Input rows >>
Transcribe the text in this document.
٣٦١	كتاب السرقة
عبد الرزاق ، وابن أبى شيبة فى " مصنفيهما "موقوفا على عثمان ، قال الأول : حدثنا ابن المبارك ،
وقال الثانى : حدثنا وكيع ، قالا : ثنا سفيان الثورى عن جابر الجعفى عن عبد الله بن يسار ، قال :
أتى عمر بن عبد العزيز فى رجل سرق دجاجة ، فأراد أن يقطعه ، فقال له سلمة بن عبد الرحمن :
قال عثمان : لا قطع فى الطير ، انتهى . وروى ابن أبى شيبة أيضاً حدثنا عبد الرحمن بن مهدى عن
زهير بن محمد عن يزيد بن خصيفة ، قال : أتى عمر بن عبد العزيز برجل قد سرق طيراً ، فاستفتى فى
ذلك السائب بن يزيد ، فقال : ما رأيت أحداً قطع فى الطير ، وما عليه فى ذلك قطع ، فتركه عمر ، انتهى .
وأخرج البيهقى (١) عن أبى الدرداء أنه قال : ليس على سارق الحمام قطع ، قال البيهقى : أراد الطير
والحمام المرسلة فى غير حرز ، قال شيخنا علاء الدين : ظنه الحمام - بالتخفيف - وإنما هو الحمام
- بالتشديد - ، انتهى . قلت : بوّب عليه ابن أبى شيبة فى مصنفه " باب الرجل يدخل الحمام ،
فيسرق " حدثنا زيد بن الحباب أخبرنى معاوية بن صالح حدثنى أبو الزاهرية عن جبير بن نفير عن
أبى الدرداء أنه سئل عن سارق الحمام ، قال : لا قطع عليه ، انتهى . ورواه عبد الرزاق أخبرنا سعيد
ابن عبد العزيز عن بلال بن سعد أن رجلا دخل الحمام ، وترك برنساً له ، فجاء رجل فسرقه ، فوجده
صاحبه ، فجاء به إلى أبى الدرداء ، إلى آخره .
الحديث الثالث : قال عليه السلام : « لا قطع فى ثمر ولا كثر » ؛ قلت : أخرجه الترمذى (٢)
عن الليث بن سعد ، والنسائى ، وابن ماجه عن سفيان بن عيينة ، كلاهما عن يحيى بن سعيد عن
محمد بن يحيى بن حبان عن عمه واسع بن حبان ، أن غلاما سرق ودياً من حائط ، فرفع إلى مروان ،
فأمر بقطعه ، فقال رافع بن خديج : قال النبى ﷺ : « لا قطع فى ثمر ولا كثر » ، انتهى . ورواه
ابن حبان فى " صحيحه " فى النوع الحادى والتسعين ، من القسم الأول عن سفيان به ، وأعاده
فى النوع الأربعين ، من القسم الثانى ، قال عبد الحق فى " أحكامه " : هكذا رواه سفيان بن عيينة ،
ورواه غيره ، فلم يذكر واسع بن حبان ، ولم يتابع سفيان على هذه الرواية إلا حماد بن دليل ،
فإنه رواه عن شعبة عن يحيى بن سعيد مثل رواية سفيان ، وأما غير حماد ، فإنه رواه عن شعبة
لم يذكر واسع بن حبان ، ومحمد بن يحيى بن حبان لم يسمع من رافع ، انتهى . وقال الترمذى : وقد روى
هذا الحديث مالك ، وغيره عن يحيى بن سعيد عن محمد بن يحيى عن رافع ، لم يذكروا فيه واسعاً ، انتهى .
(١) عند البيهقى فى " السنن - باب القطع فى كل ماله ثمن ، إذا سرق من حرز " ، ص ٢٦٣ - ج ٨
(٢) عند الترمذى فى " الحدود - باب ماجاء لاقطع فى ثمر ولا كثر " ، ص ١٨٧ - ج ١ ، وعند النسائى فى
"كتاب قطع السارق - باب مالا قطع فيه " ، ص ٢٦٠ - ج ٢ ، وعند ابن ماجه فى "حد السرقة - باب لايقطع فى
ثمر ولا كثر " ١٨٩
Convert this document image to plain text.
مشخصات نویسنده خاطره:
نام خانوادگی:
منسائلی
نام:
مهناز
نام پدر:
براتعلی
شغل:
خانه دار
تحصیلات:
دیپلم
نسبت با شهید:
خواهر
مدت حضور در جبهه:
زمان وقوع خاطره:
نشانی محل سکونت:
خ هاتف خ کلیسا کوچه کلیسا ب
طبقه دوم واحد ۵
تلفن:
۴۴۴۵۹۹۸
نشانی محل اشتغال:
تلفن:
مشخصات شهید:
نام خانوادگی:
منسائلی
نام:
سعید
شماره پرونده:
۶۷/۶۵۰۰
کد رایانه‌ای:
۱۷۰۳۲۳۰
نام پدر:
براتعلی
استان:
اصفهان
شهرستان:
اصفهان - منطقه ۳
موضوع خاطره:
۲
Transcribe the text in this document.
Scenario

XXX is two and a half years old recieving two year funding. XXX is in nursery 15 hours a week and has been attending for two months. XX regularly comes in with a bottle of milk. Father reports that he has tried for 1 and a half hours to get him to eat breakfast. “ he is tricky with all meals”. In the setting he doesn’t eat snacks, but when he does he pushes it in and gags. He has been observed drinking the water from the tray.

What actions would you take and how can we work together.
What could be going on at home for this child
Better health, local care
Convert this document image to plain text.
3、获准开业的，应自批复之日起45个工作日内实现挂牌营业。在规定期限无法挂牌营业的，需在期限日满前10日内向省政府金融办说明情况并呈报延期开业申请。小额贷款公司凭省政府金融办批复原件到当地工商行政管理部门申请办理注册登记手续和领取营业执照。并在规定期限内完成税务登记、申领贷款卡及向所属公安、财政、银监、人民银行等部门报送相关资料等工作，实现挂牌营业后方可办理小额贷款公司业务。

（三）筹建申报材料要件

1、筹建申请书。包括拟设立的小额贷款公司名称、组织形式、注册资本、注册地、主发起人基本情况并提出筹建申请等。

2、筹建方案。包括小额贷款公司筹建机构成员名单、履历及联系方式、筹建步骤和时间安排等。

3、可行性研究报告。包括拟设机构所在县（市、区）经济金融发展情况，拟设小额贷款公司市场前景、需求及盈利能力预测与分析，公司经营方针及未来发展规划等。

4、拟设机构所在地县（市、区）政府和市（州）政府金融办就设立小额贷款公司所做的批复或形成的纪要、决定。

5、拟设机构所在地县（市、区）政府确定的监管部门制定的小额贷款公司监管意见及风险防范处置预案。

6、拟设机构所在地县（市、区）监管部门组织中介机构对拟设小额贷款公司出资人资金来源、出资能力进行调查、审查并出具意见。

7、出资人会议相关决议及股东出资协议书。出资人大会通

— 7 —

Exercise >> Look through the data above. Find each line with the string "كتاب" and copy it.

Finished task >>
٣٦١	كتاب السرقة
"كتاب قطع السارق - باب مالا قطع فيه " ، ص ٢٦٠ - ج ٢ ، وعند ابن ماجه فى "حد السرقة - باب لايقطع فى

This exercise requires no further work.